PROBLEM DESCRIPTION -> Keep the pictures out of the copy and repeat the records exactly.

RECORD EXTRACTS ->

────────────────────

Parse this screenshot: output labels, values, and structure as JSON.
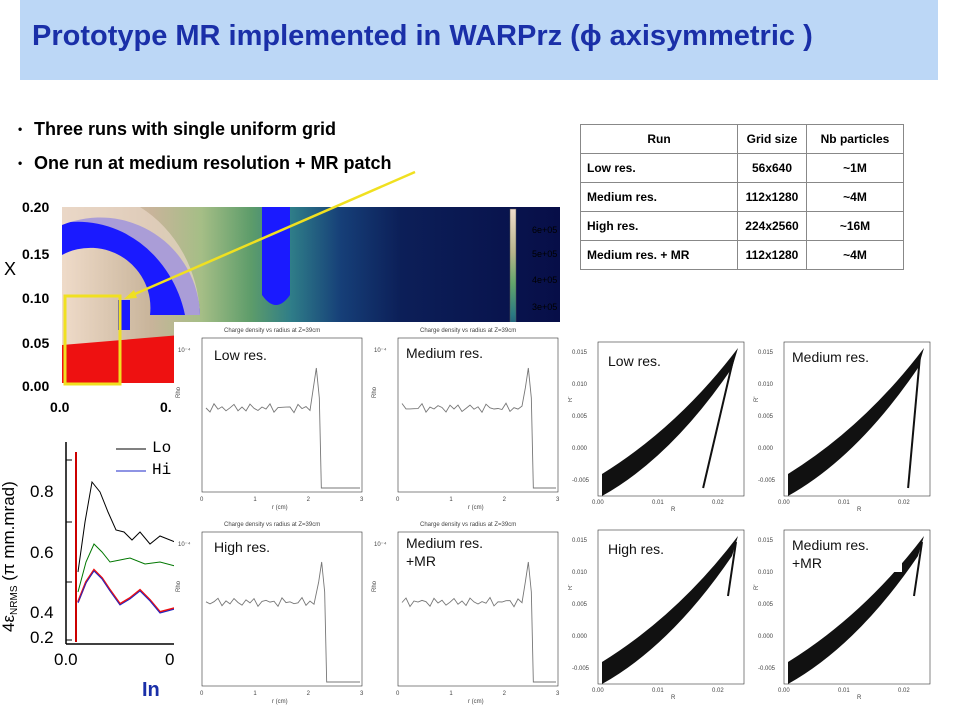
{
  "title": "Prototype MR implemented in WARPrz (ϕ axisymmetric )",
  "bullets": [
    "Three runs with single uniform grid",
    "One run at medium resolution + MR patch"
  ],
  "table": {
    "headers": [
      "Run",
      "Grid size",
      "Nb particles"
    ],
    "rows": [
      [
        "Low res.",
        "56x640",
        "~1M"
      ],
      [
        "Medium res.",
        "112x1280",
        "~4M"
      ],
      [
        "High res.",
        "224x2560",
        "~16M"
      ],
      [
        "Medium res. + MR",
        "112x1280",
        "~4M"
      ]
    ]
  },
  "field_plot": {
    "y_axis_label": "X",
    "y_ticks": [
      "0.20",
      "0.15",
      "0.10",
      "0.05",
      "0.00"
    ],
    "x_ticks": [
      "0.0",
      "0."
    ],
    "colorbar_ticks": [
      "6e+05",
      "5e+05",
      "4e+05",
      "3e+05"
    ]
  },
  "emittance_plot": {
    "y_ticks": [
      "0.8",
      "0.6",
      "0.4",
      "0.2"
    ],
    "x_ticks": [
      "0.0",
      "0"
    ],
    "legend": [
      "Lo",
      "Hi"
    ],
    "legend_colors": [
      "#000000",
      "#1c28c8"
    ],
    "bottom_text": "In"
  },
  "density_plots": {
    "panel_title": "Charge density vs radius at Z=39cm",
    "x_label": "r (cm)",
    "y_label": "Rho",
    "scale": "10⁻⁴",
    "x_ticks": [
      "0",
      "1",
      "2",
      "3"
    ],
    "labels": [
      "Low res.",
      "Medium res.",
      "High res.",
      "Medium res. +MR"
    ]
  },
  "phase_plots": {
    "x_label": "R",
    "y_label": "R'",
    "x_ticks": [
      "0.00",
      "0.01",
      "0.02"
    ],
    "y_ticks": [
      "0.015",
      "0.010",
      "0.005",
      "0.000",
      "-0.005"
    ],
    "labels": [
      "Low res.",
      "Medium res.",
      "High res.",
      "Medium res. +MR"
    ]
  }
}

────────────────────

RESULT OF THIS TASK ->
Parse this screenshot: output labels, values, and structure as JSON.
{
  "title": "Prototype MR implemented in WARPrz (ϕ axisymmetric )",
  "bullets": [
    "Three runs with single uniform grid",
    "One run at medium resolution + MR patch"
  ],
  "table": {
    "headers": [
      "Run",
      "Grid size",
      "Nb particles"
    ],
    "rows": [
      [
        "Low res.",
        "56x640",
        "~1M"
      ],
      [
        "Medium res.",
        "112x1280",
        "~4M"
      ],
      [
        "High res.",
        "224x2560",
        "~16M"
      ],
      [
        "Medium res. + MR",
        "112x1280",
        "~4M"
      ]
    ]
  },
  "field_plot": {
    "y_axis_label": "X",
    "y_ticks": [
      "0.20",
      "0.15",
      "0.10",
      "0.05",
      "0.00"
    ],
    "x_ticks": [
      "0.0",
      "0."
    ],
    "colorbar_ticks": [
      "6e+05",
      "5e+05",
      "4e+05",
      "3e+05"
    ]
  },
  "emittance_plot": {
    "y_ticks": [
      "0.8",
      "0.6",
      "0.4",
      "0.2"
    ],
    "x_ticks": [
      "0.0",
      "0"
    ],
    "legend": [
      "Lo",
      "Hi"
    ],
    "legend_colors": [
      "#000000",
      "#1c28c8"
    ],
    "bottom_text": "In"
  },
  "density_plots": {
    "panel_title": "Charge density vs radius at Z=39cm",
    "x_label": "r (cm)",
    "y_label": "Rho",
    "scale": "10⁻⁴",
    "x_ticks": [
      "0",
      "1",
      "2",
      "3"
    ],
    "labels": [
      "Low res.",
      "Medium res.",
      "High res.",
      "Medium res. +MR"
    ]
  },
  "phase_plots": {
    "x_label": "R",
    "y_label": "R'",
    "x_ticks": [
      "0.00",
      "0.01",
      "0.02"
    ],
    "y_ticks": [
      "0.015",
      "0.010",
      "0.005",
      "0.000",
      "-0.005"
    ],
    "labels": [
      "Low res.",
      "Medium res.",
      "High res.",
      "Medium res. +MR"
    ]
  }
}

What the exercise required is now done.